### WHAT IS ASKED
Each line of the listing must be transcribed exactly, except for the images, which should be excluded.

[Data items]
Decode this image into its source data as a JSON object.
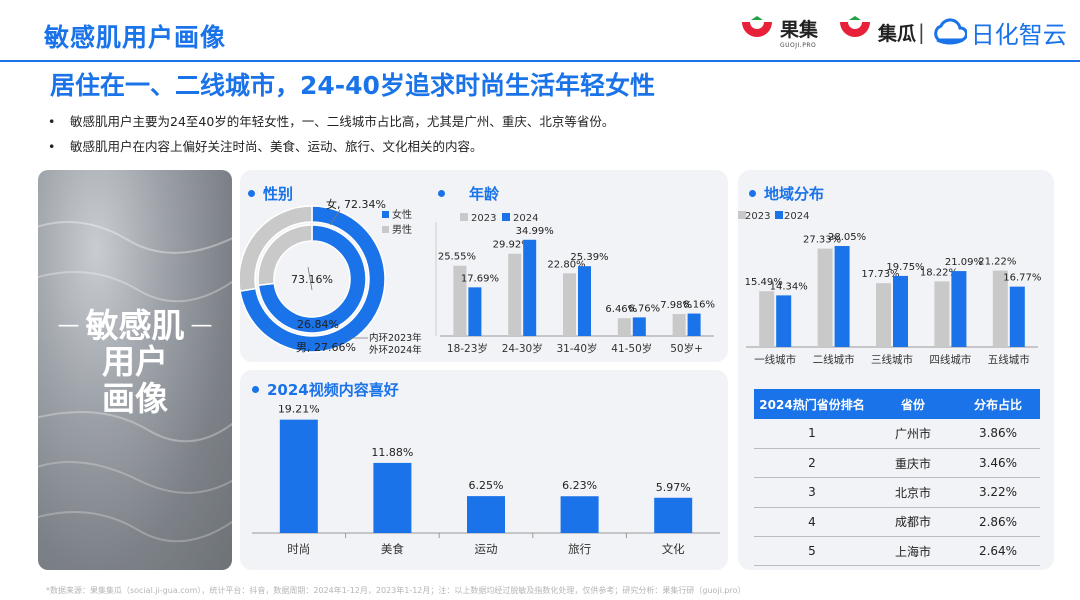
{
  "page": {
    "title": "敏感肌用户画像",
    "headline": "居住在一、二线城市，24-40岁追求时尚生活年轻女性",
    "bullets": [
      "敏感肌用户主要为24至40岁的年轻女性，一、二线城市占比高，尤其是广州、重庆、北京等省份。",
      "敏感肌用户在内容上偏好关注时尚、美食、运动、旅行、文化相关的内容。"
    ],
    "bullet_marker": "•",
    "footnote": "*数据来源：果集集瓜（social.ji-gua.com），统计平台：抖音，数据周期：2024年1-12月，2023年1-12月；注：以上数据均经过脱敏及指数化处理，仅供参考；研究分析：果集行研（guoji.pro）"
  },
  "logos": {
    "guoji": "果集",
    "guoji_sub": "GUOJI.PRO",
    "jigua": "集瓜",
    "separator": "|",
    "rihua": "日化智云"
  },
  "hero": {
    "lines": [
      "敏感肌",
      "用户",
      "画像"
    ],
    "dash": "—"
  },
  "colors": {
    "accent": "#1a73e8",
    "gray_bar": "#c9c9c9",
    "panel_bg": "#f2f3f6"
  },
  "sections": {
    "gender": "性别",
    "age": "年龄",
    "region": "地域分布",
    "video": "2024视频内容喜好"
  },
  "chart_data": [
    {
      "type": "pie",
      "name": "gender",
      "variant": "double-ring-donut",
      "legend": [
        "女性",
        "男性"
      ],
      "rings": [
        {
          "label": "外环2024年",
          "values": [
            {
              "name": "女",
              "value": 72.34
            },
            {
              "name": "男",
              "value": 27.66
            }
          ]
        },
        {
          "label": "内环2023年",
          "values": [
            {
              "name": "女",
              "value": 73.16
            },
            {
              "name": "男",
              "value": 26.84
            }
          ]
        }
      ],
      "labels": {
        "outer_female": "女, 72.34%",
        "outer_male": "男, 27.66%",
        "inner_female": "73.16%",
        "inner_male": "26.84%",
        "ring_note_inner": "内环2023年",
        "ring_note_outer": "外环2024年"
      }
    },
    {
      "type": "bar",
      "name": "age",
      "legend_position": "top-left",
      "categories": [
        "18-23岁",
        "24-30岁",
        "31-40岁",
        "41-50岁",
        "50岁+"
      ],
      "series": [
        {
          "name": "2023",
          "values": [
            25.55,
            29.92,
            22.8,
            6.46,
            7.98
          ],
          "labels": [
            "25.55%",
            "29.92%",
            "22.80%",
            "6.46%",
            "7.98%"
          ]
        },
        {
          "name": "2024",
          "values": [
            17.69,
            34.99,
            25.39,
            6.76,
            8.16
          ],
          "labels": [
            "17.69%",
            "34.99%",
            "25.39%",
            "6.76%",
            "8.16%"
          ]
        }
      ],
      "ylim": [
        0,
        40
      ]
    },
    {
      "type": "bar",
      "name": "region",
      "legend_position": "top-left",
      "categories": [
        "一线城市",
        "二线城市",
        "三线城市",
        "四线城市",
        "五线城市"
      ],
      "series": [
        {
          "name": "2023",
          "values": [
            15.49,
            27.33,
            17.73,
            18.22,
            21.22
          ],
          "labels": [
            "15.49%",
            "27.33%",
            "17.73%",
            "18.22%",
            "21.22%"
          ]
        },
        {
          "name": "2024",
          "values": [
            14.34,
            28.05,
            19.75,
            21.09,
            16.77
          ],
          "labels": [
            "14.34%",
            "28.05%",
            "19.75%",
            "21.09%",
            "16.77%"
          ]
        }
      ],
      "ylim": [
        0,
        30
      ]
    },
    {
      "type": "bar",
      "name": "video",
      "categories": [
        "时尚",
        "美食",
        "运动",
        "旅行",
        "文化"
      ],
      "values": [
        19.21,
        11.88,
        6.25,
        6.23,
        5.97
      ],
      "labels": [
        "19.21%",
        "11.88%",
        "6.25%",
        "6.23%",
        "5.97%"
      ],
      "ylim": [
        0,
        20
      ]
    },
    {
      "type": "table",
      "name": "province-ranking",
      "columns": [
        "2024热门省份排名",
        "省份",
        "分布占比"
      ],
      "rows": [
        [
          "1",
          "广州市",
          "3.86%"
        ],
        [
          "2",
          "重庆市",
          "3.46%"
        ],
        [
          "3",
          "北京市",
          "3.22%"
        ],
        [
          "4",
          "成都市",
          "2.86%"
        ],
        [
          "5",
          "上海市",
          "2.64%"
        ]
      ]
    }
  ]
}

### FULL RESPONSE
Decode this image into its source data as a JSON object.
{
  "page": {
    "title": "敏感肌用户画像",
    "headline": "居住在一、二线城市，24-40岁追求时尚生活年轻女性",
    "bullets": [
      "敏感肌用户主要为24至40岁的年轻女性，一、二线城市占比高，尤其是广州、重庆、北京等省份。",
      "敏感肌用户在内容上偏好关注时尚、美食、运动、旅行、文化相关的内容。"
    ],
    "bullet_marker": "•",
    "footnote": "*数据来源：果集集瓜（social.ji-gua.com），统计平台：抖音，数据周期：2024年1-12月，2023年1-12月；注：以上数据均经过脱敏及指数化处理，仅供参考；研究分析：果集行研（guoji.pro）"
  },
  "logos": {
    "guoji": "果集",
    "guoji_sub": "GUOJI.PRO",
    "jigua": "集瓜",
    "separator": "|",
    "rihua": "日化智云"
  },
  "hero": {
    "lines": [
      "敏感肌",
      "用户",
      "画像"
    ],
    "dash": "—"
  },
  "colors": {
    "accent": "#1a73e8",
    "gray_bar": "#c9c9c9",
    "panel_bg": "#f2f3f6"
  },
  "sections": {
    "gender": "性别",
    "age": "年龄",
    "region": "地域分布",
    "video": "2024视频内容喜好"
  },
  "chart_data": [
    {
      "type": "pie",
      "name": "gender",
      "variant": "double-ring-donut",
      "legend": [
        "女性",
        "男性"
      ],
      "rings": [
        {
          "label": "外环2024年",
          "values": [
            {
              "name": "女",
              "value": 72.34
            },
            {
              "name": "男",
              "value": 27.66
            }
          ]
        },
        {
          "label": "内环2023年",
          "values": [
            {
              "name": "女",
              "value": 73.16
            },
            {
              "name": "男",
              "value": 26.84
            }
          ]
        }
      ],
      "labels": {
        "outer_female": "女, 72.34%",
        "outer_male": "男, 27.66%",
        "inner_female": "73.16%",
        "inner_male": "26.84%",
        "ring_note_inner": "内环2023年",
        "ring_note_outer": "外环2024年"
      }
    },
    {
      "type": "bar",
      "name": "age",
      "legend_position": "top-left",
      "categories": [
        "18-23岁",
        "24-30岁",
        "31-40岁",
        "41-50岁",
        "50岁+"
      ],
      "series": [
        {
          "name": "2023",
          "values": [
            25.55,
            29.92,
            22.8,
            6.46,
            7.98
          ],
          "labels": [
            "25.55%",
            "29.92%",
            "22.80%",
            "6.46%",
            "7.98%"
          ]
        },
        {
          "name": "2024",
          "values": [
            17.69,
            34.99,
            25.39,
            6.76,
            8.16
          ],
          "labels": [
            "17.69%",
            "34.99%",
            "25.39%",
            "6.76%",
            "8.16%"
          ]
        }
      ],
      "ylim": [
        0,
        40
      ]
    },
    {
      "type": "bar",
      "name": "region",
      "legend_position": "top-left",
      "categories": [
        "一线城市",
        "二线城市",
        "三线城市",
        "四线城市",
        "五线城市"
      ],
      "series": [
        {
          "name": "2023",
          "values": [
            15.49,
            27.33,
            17.73,
            18.22,
            21.22
          ],
          "labels": [
            "15.49%",
            "27.33%",
            "17.73%",
            "18.22%",
            "21.22%"
          ]
        },
        {
          "name": "2024",
          "values": [
            14.34,
            28.05,
            19.75,
            21.09,
            16.77
          ],
          "labels": [
            "14.34%",
            "28.05%",
            "19.75%",
            "21.09%",
            "16.77%"
          ]
        }
      ],
      "ylim": [
        0,
        30
      ]
    },
    {
      "type": "bar",
      "name": "video",
      "categories": [
        "时尚",
        "美食",
        "运动",
        "旅行",
        "文化"
      ],
      "values": [
        19.21,
        11.88,
        6.25,
        6.23,
        5.97
      ],
      "labels": [
        "19.21%",
        "11.88%",
        "6.25%",
        "6.23%",
        "5.97%"
      ],
      "ylim": [
        0,
        20
      ]
    },
    {
      "type": "table",
      "name": "province-ranking",
      "columns": [
        "2024热门省份排名",
        "省份",
        "分布占比"
      ],
      "rows": [
        [
          "1",
          "广州市",
          "3.86%"
        ],
        [
          "2",
          "重庆市",
          "3.46%"
        ],
        [
          "3",
          "北京市",
          "3.22%"
        ],
        [
          "4",
          "成都市",
          "2.86%"
        ],
        [
          "5",
          "上海市",
          "2.64%"
        ]
      ]
    }
  ]
}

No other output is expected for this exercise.